» Exercise goal
Write out each line that follows exactly as it stands, without the pictures.

» Stored records
○ ○ ○ ○ ○

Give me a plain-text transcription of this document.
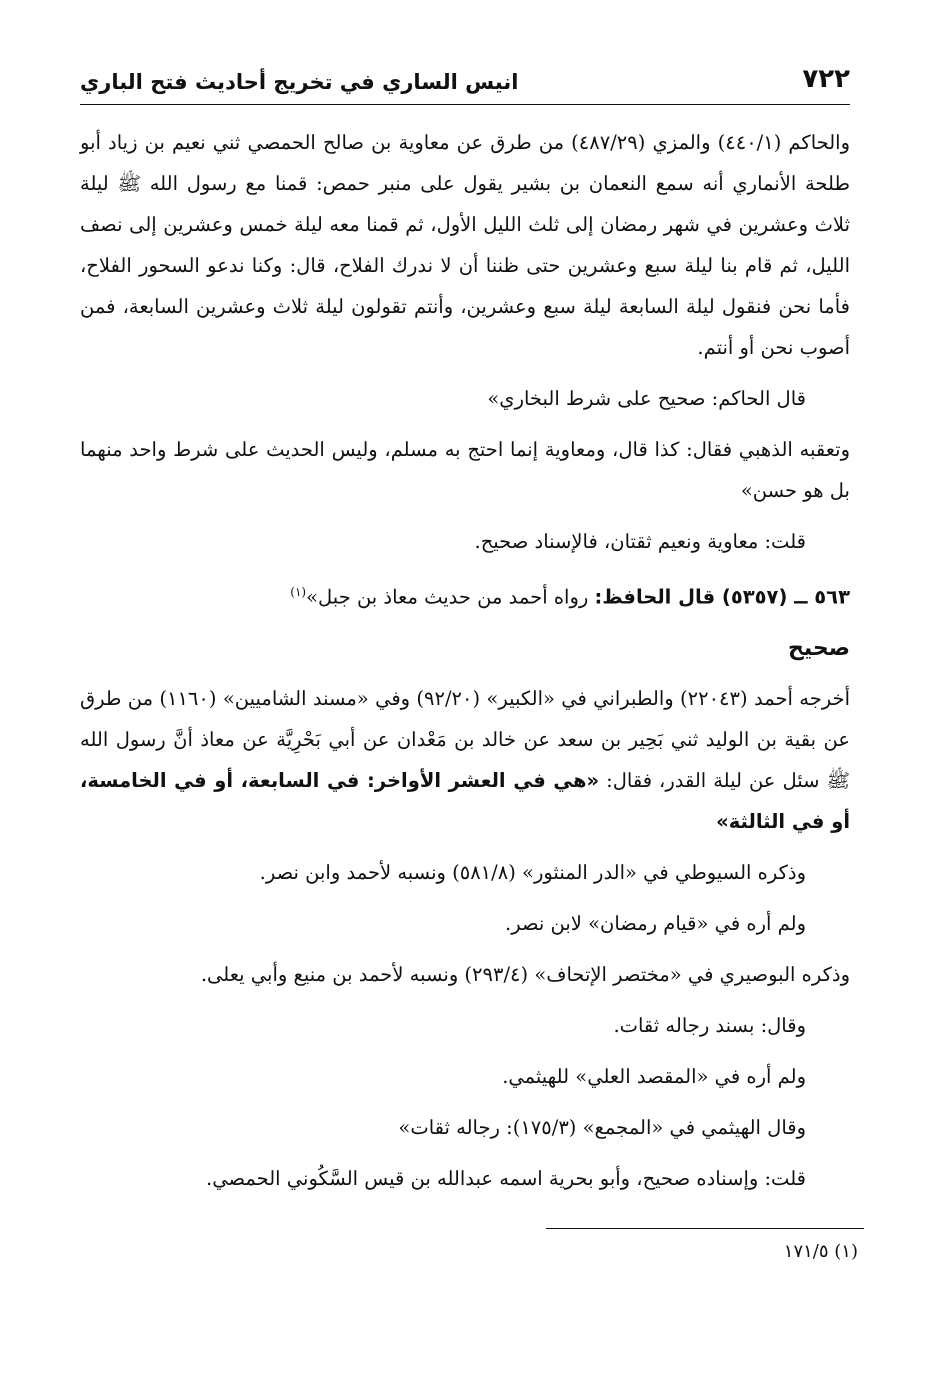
٧٢٢
انيس الساري في تخريج أحاديث فتح الباري

والحاكم (٤٤٠/١) والمزي (٤٨٧/٢٩) من طرق عن معاوية بن صالح الحمصي ثني نعيم بن زياد أبو طلحة الأنماري أنه سمع النعمان بن بشير يقول على منبر حمص: قمنا مع رسول الله ﷺ ليلة ثلاث وعشرين في شهر رمضان إلى ثلث الليل الأول، ثم قمنا معه ليلة خمس وعشرين إلى نصف الليل، ثم قام بنا ليلة سبع وعشرين حتى ظننا أن لا ندرك الفلاح، قال: وكنا ندعو السحور الفلاح، فأما نحن فنقول ليلة السابعة ليلة سبع وعشرين، وأنتم تقولون ليلة ثلاث وعشرين السابعة، فمن أصوب نحن أو أنتم.

قال الحاكم: صحيح على شرط البخاري»

وتعقبه الذهبي فقال: كذا قال، ومعاوية إنما احتج به مسلم، وليس الحديث على شرط واحد منهما بل هو حسن»

قلت: معاوية ونعيم ثقتان، فالإسناد صحيح.

٥٦٣ ــ (٥٣٥٧) قال الحافظ: رواه أحمد من حديث معاذ بن جبل»$^{(١)}$

صحيح

أخرجه أحمد (٢٢٠٤٣) والطبراني في «الكبير» (٩٢/٢٠) وفي «مسند الشاميين» (١١٦٠) من طرق عن بقية بن الوليد ثني بَحِير بن سعد عن خالد بن مَعْدان عن أبي بَحْرِيَّة عن معاذ أنَّ رسول الله ﷺ سئل عن ليلة القدر، فقال: «هي في العشر الأواخر: في السابعة، أو في الخامسة، أو في الثالثة»

وذكره السيوطي في «الدر المنثور» (٥٨١/٨) ونسبه لأحمد وابن نصر.

ولم أره في «قيام رمضان» لابن نصر.

وذكره البوصيري في «مختصر الإتحاف» (٢٩٣/٤) ونسبه لأحمد بن منيع وأبي يعلى.

وقال: بسند رجاله ثقات.

ولم أره في «المقصد العلي» للهيثمي.

وقال الهيثمي في «المجمع» (١٧٥/٣): رجاله ثقات»

قلت: وإسناده صحيح، وأبو بحرية اسمه عبدالله بن قيس السَّكُوني الحمصي.

(١) ١٧١/٥
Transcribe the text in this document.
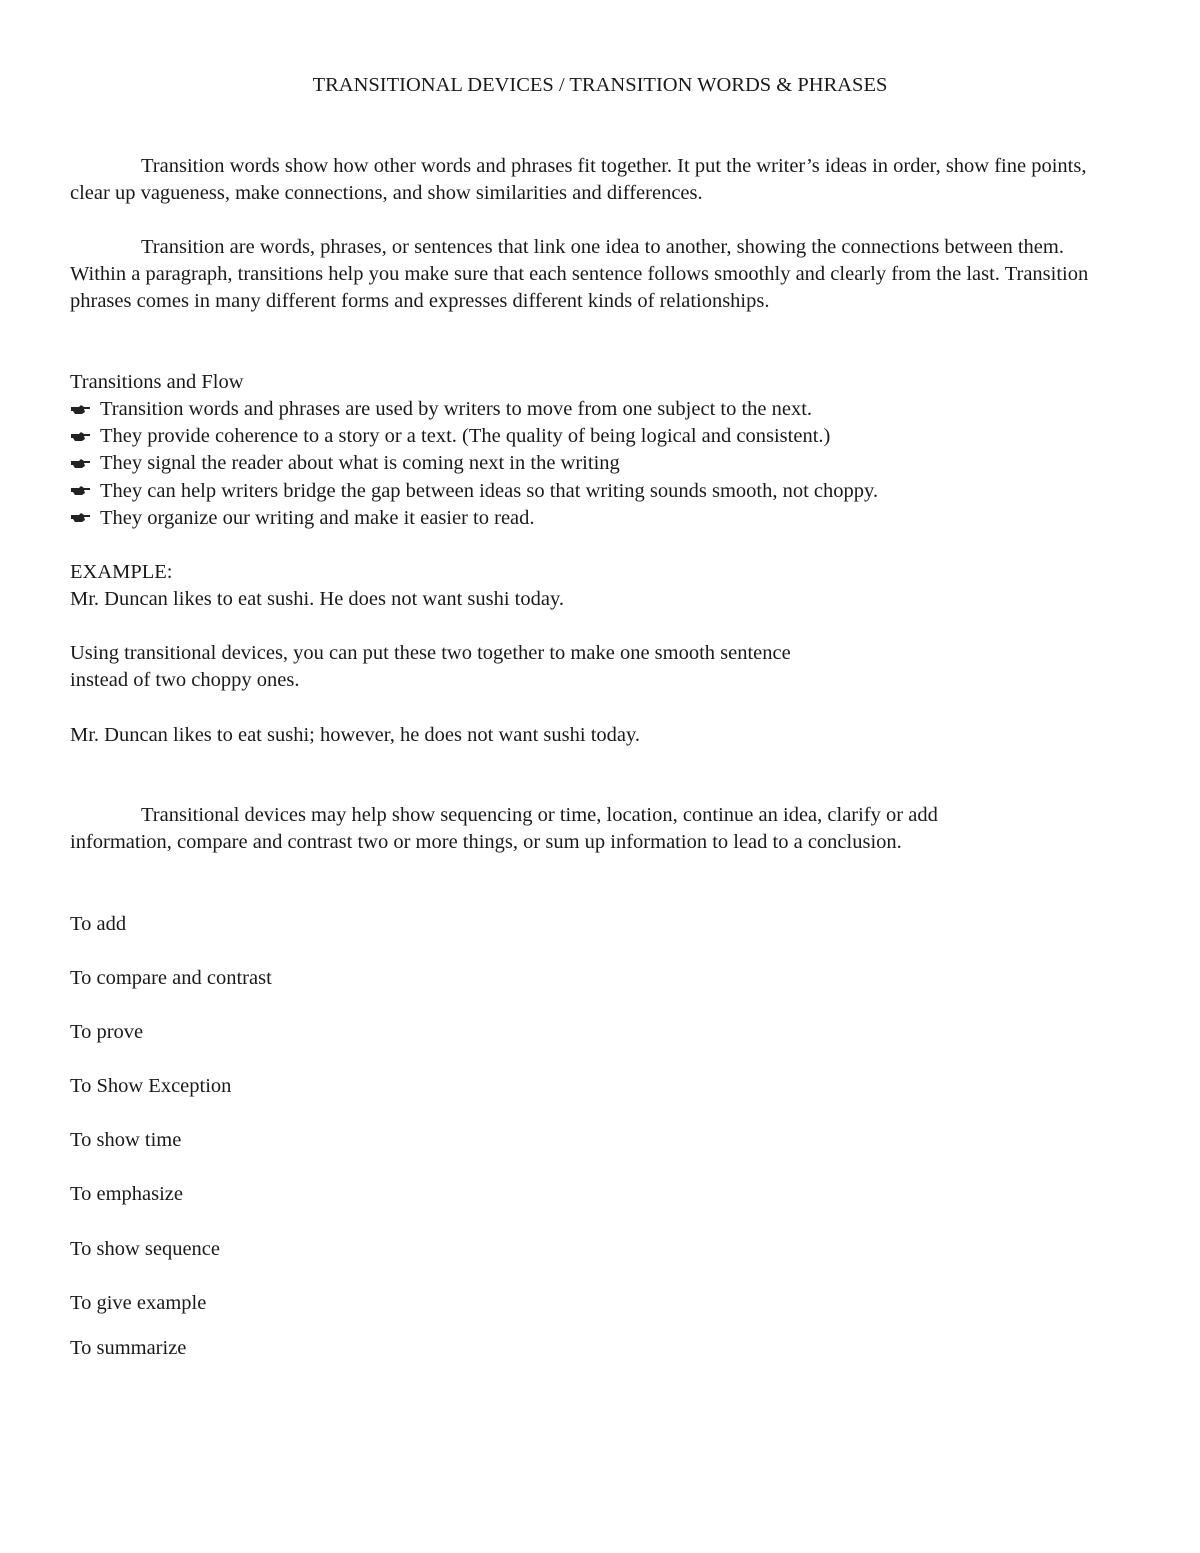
TRANSITIONAL DEVICES / TRANSITION WORDS & PHRASES

Transition words show how other words and phrases fit together. It put the writer’s ideas in order, show fine points, clear up vagueness, make connections, and show similarities and differences.

Transition are words, phrases, or sentences that link one idea to another, showing the connections between them. Within a paragraph, transitions help you make sure that each sentence follows smoothly and clearly from the last. Transition phrases comes in many different forms and expresses different kinds of relationships.

Transitions and Flow
Transition words and phrases are used by writers to move from one subject to the next.
They provide coherence to a story or a text. (The quality of being logical and consistent.)
They signal the reader about what is coming next in the writing
They can help writers bridge the gap between ideas so that writing sounds smooth, not choppy.
They organize our writing and make it easier to read.
EXAMPLE:
Mr. Duncan likes to eat sushi. He does not want sushi today.
Using transitional devices, you can put these two together to make one smooth sentence
instead of two choppy ones.
Mr. Duncan likes to eat sushi; however, he does not want sushi today.

Transitional devices may help show sequencing or time, location, continue an idea, clarify or add information, compare and contrast two or more things, or sum up information to lead to a conclusion.

To add
To compare and contrast
To prove
To Show Exception
To show time
To emphasize
To show sequence
To give example
To summarize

○ ○ ○ ○ ○

» Answer below
Give me a plain-text transcription of this document.
٧٢٢
انيس الساري في تخريج أحاديث فتح الباري

والحاكم (٤٤٠/١) والمزي (٤٨٧/٢٩) من طرق عن معاوية بن صالح الحمصي ثني نعيم بن زياد أبو طلحة الأنماري أنه سمع النعمان بن بشير يقول على منبر حمص: قمنا مع رسول الله ﷺ ليلة ثلاث وعشرين في شهر رمضان إلى ثلث الليل الأول، ثم قمنا معه ليلة خمس وعشرين إلى نصف الليل، ثم قام بنا ليلة سبع وعشرين حتى ظننا أن لا ندرك الفلاح، قال: وكنا ندعو السحور الفلاح، فأما نحن فنقول ليلة السابعة ليلة سبع وعشرين، وأنتم تقولون ليلة ثلاث وعشرين السابعة، فمن أصوب نحن أو أنتم.

قال الحاكم: صحيح على شرط البخاري»

وتعقبه الذهبي فقال: كذا قال، ومعاوية إنما احتج به مسلم، وليس الحديث على شرط واحد منهما بل هو حسن»

قلت: معاوية ونعيم ثقتان، فالإسناد صحيح.

٥٦٣ ــ (٥٣٥٧) قال الحافظ: رواه أحمد من حديث معاذ بن جبل»$^{(١)}$

صحيح

أخرجه أحمد (٢٢٠٤٣) والطبراني في «الكبير» (٩٢/٢٠) وفي «مسند الشاميين» (١١٦٠) من طرق عن بقية بن الوليد ثني بَحِير بن سعد عن خالد بن مَعْدان عن أبي بَحْرِيَّة عن معاذ أنَّ رسول الله ﷺ سئل عن ليلة القدر، فقال: «هي في العشر الأواخر: في السابعة، أو في الخامسة، أو في الثالثة»

وذكره السيوطي في «الدر المنثور» (٥٨١/٨) ونسبه لأحمد وابن نصر.

ولم أره في «قيام رمضان» لابن نصر.

وذكره البوصيري في «مختصر الإتحاف» (٢٩٣/٤) ونسبه لأحمد بن منيع وأبي يعلى.

وقال: بسند رجاله ثقات.

ولم أره في «المقصد العلي» للهيثمي.

وقال الهيثمي في «المجمع» (١٧٥/٣): رجاله ثقات»

قلت: وإسناده صحيح، وأبو بحرية اسمه عبدالله بن قيس السَّكُوني الحمصي.

(١) ١٧١/٥
Transcribe the text in this document.
TRANSITIONAL DEVICES / TRANSITION WORDS & PHRASES

Transition words show how other words and phrases fit together. It put the writer’s ideas in order, show fine points, clear up vagueness, make connections, and show similarities and differences.

Transition are words, phrases, or sentences that link one idea to another, showing the connections between them. Within a paragraph, transitions help you make sure that each sentence follows smoothly and clearly from the last. Transition phrases comes in many different forms and expresses different kinds of relationships.

Transitions and Flow
Transition words and phrases are used by writers to move from one subject to the next.
They provide coherence to a story or a text. (The quality of being logical and consistent.)
They signal the reader about what is coming next in the writing
They can help writers bridge the gap between ideas so that writing sounds smooth, not choppy.
They organize our writing and make it easier to read.
EXAMPLE:
Mr. Duncan likes to eat sushi. He does not want sushi today.
Using transitional devices, you can put these two together to make one smooth sentence
instead of two choppy ones.
Mr. Duncan likes to eat sushi; however, he does not want sushi today.

Transitional devices may help show sequencing or time, location, continue an idea, clarify or add information, compare and contrast two or more things, or sum up information to lead to a conclusion.

To add
To compare and contrast
To prove
To Show Exception
To show time
To emphasize
To show sequence
To give example
To summarize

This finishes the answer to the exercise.